◆ **Problem to work on**: Each record below must be returned exactly as shown.

[Entries taken from a collection]
--

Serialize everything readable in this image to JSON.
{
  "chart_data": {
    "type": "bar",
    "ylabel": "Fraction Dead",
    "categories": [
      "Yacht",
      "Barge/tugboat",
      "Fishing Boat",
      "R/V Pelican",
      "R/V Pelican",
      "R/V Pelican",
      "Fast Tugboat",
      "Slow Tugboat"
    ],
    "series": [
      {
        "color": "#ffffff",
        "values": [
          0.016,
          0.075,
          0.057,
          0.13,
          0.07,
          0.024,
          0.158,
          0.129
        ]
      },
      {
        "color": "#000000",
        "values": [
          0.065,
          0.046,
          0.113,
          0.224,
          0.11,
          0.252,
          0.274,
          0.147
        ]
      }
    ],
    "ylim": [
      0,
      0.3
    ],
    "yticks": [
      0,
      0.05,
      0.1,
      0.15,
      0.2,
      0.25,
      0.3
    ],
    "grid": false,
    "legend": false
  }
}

--

◆ **Exercise result**:
Serialize everything readable in this image to JSON.
{
  "chart_data": {
    "type": "bar",
    "ylabel": "Fraction Dead",
    "categories": [
      "Yacht",
      "Barge/tugboat",
      "Fishing Boat",
      "R/V Pelican",
      "R/V Pelican",
      "R/V Pelican",
      "Fast Tugboat",
      "Slow Tugboat"
    ],
    "series": [
      {
        "color": "#ffffff",
        "values": [
          0.016,
          0.075,
          0.057,
          0.13,
          0.07,
          0.024,
          0.158,
          0.129
        ]
      },
      {
        "color": "#000000",
        "values": [
          0.065,
          0.046,
          0.113,
          0.224,
          0.11,
          0.252,
          0.274,
          0.147
        ]
      }
    ],
    "ylim": [
      0,
      0.3
    ],
    "yticks": [
      0,
      0.05,
      0.1,
      0.15,
      0.2,
      0.25,
      0.3
    ],
    "grid": false,
    "legend": false
  }
}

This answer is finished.